• PAGE EXTRACT

Joseph: As I noted in your last question, my positions at Damballa, Cybraics, McAfee, etc. gave me a ringside seat to watch how companies and governments tried first to keep the bad guys out and then how to find them and stop them as quickly as possible. And while, given enough resources and enough disruption to business processes, it’s hypothetically possible for threat prevention and mitigation strategies to work, they virtually always failed on a practical level. The threat actors can attempt a penetration thousands of times, and in order to successfully abscond with the data they’re after, they only have to succeed once. The security teams, in order to prevent the breach, have to be literally perfect, forever, while often it’s hard to tell if they’re even under a directed attack. With this obvious imbalance in power, it’s pretty clear why breaches are now being considered virtually inevitable at even the most security-conscious organizations.
Of course, if you could just lock the data itself down to where it couldn’t be accessed except by very specific people or applications, and even when accessed by authorized groups the data was limited in how much could be retrieved, and it could even be set to self-destruct after a limited amount of time… then you’d have made the classes of attack that are used by virtually all of the attackers and which succeed every day useless. That’s a massive, earth shaking change from how organizations attempt to protect themselves today.
Christy: Where is your attention focused right now? What are you most looking forward to delivering or changing over the next 6-12 months?

• EXERCISES TO COMPLETE
1 – In the data security interview, how many times must attackers succeed to make off with the data they want?
2 – Write the next part of the data security interview, continuing after Christy's last question.
The records come from a different source than the interview.

• DATA TO EXAMINE
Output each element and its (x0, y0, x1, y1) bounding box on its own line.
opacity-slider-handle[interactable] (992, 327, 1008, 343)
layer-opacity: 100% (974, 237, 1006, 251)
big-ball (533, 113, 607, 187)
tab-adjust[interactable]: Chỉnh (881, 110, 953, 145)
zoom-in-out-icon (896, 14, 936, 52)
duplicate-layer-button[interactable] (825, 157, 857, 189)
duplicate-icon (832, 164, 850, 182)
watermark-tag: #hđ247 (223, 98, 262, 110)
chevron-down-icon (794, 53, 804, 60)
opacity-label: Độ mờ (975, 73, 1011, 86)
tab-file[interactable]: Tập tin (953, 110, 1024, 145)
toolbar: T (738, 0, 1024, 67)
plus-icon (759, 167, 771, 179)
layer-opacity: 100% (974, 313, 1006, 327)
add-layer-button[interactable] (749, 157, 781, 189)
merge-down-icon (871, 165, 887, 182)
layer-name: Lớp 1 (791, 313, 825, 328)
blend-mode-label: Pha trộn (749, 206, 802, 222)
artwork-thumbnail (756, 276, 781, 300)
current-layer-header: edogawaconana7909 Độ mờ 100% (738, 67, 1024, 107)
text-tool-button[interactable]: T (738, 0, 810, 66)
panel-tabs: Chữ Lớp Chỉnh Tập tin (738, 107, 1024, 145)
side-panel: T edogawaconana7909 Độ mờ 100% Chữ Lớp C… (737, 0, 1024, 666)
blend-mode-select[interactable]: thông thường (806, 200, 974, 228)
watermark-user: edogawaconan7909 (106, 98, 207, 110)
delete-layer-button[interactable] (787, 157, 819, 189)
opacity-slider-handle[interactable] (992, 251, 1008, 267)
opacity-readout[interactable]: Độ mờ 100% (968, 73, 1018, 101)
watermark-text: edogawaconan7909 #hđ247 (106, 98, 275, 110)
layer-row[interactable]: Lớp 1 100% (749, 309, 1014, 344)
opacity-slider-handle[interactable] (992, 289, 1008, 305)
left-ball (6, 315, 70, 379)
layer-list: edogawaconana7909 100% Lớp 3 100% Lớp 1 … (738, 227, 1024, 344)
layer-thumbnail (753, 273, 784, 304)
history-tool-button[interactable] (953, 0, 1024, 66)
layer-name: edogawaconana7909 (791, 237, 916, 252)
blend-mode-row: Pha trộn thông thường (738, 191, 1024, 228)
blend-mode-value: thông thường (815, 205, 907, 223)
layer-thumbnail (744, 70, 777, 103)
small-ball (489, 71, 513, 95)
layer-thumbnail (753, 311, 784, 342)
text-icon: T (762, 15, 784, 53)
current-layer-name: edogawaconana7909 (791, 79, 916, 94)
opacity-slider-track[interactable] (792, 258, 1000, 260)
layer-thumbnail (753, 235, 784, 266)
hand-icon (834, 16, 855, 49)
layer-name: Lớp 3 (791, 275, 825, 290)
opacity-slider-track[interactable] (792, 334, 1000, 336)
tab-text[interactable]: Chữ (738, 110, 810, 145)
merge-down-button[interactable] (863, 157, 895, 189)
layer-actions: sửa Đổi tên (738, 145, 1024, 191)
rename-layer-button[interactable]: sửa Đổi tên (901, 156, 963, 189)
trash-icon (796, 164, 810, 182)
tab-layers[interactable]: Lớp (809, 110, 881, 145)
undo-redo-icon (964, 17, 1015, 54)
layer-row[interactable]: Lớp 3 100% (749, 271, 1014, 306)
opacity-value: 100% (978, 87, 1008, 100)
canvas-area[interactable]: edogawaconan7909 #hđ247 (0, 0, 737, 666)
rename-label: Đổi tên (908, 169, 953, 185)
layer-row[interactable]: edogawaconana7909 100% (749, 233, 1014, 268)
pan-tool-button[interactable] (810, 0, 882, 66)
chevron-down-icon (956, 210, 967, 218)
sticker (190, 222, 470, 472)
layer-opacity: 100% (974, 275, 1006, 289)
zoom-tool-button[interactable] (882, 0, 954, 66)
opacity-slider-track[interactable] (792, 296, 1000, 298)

• OUTPUTS BY TASK
1 – Only once.

2 –
Joseph: Ionic has done a great job of making a powerful and flexible solution that works well in the most sophisticated organizations. What I’m focusing on over the next 6-12 months is making the Ionic solution more accessible to other organizations so that everyone can easily get the value that we provide. This will include making it easier to get started on the platform in the first place, simplifying the user experience, and pre-packaging use cases that can be deployed almost instantly.
Christy: The first time we sat down to chat, I remember that we discussed tin foil hats in some detail. Can you tell us a little about that?
Joseph: From at least third grade where my group of friends communicated for an entire year using codes, ciphers, and artificial languages we created, I’ve had a stronger-than-is-probably-healthy stance on privacy and security. (I also received a good lesson about trust and Op-Sec when one of my teachers paid my younger brother $10 to “borrow” and photocopy one of my codebooks.) This has some pretty obvious correlations to my career, but even before I was out of college, I was running and maintaining my own network and communications infrastructure because I saw it as a matter of principle that other people (including unknown sysadmins) shouldn’t have access to my unencrypted personal correspondence and data.
Christy: How has this translated to your own personal network and services setup?
Joseph: Jumping ahead to today, I’m currently running my own infrastructure including email, web servers, firewall, IPS, DNS, file hosting, NAS, directory services, internal wiki, database cluster, code repository, and packaging systems. They’re fully HA-replicated across two different sites, one at my residence, and the other of which may or may not be located in an undisclosed location in the North Georgia mountains. All of the software I’ve used is either open source or self-created (barring the ethernet switches and Ubiquiti access points), and of course I keep it all patched and up-to-date with a mostly-automated ansible playbook.